Requirement: Using the material below, copy every line where "left" appears.

Provided entries:
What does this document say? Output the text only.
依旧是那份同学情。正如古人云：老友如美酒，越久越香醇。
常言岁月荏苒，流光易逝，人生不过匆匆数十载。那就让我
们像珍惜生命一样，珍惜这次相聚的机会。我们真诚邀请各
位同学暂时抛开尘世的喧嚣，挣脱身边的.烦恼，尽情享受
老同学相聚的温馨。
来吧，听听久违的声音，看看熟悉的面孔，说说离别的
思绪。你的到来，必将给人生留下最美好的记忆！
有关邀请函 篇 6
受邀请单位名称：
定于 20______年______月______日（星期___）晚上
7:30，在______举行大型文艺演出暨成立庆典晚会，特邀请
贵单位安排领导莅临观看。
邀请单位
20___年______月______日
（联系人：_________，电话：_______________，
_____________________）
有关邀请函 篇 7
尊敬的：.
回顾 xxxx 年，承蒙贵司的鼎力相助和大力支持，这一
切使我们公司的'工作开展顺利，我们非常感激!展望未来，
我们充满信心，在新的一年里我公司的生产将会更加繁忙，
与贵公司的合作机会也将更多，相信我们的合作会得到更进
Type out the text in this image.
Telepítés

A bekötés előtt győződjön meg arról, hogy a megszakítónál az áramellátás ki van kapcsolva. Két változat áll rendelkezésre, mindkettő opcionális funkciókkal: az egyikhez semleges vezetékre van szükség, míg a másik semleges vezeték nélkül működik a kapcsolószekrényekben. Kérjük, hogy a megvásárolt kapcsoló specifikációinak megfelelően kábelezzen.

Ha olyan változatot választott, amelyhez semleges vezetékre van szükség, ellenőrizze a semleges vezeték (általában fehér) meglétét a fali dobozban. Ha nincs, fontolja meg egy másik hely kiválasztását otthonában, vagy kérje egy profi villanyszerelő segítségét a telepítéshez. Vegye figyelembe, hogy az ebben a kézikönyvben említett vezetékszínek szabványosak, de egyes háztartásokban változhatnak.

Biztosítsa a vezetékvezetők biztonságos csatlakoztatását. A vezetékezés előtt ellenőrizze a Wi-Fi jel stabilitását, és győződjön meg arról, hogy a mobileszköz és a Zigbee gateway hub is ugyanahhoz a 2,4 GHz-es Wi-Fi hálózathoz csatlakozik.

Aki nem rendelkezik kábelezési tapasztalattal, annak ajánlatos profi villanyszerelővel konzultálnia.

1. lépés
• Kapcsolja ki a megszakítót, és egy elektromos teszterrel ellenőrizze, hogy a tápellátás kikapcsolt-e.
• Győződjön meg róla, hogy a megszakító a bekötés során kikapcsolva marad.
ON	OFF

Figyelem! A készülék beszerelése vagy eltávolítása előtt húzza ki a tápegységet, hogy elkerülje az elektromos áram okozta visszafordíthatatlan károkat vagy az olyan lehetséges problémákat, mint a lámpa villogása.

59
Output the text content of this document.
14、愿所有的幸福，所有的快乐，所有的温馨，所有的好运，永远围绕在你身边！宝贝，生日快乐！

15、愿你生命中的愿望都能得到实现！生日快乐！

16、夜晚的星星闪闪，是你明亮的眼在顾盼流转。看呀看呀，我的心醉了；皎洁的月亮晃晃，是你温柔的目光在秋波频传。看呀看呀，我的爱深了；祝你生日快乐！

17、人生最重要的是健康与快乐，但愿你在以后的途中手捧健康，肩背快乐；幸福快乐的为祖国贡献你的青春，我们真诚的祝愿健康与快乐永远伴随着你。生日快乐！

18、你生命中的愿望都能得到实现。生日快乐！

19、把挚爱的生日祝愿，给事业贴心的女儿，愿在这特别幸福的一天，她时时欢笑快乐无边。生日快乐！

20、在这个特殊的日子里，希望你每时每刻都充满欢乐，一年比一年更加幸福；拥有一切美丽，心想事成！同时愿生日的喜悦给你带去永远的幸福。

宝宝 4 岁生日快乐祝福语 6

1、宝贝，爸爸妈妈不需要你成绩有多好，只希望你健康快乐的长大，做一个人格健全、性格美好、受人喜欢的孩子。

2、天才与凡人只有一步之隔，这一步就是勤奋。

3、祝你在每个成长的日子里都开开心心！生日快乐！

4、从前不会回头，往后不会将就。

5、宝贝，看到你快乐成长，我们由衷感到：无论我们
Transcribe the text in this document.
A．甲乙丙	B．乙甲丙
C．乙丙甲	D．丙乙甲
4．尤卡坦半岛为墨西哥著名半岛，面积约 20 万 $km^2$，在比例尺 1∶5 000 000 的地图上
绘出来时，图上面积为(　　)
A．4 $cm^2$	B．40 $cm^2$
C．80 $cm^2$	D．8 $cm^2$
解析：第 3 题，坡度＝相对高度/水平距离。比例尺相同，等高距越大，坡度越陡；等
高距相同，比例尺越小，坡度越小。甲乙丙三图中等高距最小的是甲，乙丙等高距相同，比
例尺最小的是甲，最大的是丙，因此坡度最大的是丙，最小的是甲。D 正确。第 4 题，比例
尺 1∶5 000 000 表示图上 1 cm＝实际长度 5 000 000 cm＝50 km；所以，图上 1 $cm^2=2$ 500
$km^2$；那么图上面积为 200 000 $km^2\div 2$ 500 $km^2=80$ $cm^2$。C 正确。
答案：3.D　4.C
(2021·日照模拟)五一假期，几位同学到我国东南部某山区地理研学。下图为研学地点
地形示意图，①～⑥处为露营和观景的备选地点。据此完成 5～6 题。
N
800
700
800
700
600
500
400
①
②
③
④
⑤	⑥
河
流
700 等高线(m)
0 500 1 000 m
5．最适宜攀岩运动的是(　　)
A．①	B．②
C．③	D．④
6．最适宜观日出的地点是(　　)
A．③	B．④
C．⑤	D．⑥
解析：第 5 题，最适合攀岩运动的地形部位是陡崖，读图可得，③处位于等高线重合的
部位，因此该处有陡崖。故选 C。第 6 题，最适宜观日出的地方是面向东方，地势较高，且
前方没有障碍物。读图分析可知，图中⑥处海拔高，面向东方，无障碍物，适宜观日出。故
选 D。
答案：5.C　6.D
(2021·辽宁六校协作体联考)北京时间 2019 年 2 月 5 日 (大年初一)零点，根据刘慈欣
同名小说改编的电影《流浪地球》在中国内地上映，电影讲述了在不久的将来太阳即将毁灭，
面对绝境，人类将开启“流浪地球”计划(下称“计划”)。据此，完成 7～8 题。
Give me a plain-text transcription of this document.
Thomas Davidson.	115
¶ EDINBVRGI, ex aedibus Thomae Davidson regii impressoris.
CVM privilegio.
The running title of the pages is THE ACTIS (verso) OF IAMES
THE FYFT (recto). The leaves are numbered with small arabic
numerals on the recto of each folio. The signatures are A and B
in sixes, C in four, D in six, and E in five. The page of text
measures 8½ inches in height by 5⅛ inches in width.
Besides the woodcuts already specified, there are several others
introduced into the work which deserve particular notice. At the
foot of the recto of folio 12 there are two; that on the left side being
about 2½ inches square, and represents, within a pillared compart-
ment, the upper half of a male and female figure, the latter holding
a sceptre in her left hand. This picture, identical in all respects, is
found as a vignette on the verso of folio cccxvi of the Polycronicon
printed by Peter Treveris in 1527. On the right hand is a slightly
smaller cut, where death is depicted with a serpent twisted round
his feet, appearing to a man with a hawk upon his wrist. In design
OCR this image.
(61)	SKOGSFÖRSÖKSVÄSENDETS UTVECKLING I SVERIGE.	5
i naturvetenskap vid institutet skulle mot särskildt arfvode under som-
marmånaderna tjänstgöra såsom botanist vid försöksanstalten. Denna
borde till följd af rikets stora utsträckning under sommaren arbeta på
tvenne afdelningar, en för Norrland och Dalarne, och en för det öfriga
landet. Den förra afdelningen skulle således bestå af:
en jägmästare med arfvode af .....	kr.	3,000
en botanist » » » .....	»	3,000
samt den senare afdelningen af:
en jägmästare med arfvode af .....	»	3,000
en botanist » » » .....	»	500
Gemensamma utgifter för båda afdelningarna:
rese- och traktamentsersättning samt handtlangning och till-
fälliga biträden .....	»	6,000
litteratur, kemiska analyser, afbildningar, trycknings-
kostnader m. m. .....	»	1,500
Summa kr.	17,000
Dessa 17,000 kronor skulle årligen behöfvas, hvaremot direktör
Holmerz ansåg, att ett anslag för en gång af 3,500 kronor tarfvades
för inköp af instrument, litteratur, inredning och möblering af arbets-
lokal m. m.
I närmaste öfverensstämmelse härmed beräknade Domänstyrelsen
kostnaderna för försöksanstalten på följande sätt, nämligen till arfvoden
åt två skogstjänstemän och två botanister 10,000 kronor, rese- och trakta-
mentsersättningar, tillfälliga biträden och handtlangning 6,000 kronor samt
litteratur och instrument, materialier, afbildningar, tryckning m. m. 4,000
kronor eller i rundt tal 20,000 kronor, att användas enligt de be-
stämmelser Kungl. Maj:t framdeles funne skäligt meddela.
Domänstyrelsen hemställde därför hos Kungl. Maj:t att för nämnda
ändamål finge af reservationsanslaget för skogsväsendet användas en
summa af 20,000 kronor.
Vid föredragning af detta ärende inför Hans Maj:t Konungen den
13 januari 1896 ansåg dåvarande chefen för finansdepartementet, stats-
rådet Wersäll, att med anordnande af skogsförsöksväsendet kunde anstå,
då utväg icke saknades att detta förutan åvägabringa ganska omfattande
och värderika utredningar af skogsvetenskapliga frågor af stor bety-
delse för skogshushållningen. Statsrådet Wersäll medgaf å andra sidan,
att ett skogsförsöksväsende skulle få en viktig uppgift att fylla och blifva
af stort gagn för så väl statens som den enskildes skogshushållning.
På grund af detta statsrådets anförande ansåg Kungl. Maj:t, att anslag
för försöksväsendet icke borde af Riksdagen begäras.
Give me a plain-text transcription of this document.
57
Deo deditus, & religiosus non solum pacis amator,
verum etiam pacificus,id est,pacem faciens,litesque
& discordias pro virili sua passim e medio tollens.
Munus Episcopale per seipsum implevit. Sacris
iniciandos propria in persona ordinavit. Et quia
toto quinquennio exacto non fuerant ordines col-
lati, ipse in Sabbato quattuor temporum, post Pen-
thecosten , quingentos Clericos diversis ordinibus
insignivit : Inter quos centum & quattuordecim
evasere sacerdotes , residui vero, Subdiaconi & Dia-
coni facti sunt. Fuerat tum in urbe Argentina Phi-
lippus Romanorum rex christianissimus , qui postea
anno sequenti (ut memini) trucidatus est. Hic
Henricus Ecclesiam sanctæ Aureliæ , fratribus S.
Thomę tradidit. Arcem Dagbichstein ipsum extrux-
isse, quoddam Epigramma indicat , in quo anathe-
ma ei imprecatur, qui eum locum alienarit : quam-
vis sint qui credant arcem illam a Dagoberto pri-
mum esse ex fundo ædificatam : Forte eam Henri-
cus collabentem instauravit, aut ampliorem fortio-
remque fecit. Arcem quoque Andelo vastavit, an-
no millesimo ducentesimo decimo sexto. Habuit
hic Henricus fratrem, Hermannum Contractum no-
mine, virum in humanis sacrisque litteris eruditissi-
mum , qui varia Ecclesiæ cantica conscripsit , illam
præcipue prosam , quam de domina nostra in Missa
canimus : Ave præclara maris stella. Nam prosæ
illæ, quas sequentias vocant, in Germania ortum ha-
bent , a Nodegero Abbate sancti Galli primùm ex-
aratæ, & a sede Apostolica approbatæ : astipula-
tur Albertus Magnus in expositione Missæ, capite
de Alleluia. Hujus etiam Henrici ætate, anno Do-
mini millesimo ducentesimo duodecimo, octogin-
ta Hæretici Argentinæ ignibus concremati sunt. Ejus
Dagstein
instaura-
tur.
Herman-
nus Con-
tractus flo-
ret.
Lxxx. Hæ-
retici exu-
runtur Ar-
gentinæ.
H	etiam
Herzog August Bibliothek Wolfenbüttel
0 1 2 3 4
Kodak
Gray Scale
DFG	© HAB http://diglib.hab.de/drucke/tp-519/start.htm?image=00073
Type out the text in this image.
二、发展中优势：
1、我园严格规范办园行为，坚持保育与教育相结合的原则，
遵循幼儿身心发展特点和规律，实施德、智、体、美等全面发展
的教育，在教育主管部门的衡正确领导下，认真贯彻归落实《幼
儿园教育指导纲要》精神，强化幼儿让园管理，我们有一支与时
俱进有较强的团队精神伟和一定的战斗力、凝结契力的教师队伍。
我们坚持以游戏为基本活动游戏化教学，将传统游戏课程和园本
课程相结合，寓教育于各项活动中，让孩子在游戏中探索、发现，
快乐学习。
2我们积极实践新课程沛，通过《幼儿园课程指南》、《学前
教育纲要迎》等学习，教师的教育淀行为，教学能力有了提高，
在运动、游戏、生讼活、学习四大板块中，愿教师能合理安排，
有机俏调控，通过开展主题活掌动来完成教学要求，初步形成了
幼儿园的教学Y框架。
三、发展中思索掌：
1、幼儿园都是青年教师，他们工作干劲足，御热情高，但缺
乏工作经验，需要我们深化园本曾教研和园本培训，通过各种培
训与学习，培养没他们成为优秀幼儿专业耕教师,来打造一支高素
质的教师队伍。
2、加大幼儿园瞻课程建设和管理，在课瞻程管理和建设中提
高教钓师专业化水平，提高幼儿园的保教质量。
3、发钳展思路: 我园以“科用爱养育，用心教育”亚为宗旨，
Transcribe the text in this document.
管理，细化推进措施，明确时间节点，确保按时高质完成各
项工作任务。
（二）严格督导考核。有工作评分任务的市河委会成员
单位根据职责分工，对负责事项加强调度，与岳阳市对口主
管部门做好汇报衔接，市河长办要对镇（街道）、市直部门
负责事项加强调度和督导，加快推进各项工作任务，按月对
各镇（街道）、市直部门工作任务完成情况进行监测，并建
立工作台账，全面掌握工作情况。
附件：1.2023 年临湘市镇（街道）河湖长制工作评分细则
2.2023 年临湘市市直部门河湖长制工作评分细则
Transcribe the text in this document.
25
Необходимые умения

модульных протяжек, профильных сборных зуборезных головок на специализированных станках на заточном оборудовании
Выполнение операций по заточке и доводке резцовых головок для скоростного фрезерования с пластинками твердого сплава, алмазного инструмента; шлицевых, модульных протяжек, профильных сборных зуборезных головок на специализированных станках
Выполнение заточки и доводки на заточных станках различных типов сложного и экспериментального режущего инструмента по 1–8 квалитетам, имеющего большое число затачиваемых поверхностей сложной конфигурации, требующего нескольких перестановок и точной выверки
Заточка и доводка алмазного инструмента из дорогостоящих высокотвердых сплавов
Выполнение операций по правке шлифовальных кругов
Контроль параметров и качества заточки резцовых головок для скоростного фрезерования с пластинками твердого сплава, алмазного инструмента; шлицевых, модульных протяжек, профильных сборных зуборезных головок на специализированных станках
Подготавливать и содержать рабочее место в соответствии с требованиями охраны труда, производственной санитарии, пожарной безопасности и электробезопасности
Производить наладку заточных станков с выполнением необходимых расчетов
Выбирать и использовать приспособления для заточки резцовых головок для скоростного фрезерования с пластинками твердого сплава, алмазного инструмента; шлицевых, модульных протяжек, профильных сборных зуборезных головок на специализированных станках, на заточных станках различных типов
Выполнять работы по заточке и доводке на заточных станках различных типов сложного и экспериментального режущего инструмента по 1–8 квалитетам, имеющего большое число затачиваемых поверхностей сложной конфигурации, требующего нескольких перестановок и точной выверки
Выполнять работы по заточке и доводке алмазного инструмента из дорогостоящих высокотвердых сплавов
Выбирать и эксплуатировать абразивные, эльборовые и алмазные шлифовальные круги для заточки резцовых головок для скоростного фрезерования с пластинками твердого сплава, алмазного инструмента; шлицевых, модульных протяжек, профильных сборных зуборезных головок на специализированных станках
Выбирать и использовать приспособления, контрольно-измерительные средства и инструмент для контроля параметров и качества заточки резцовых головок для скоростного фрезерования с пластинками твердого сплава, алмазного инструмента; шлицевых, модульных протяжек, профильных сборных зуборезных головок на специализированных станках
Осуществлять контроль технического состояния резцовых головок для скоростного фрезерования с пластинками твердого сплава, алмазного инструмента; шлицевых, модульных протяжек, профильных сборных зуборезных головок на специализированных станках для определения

Reply:
foot of the recto of folio 12 there are two; that on the left side being
a sceptre in her left hand. This picture, identical in all respects, is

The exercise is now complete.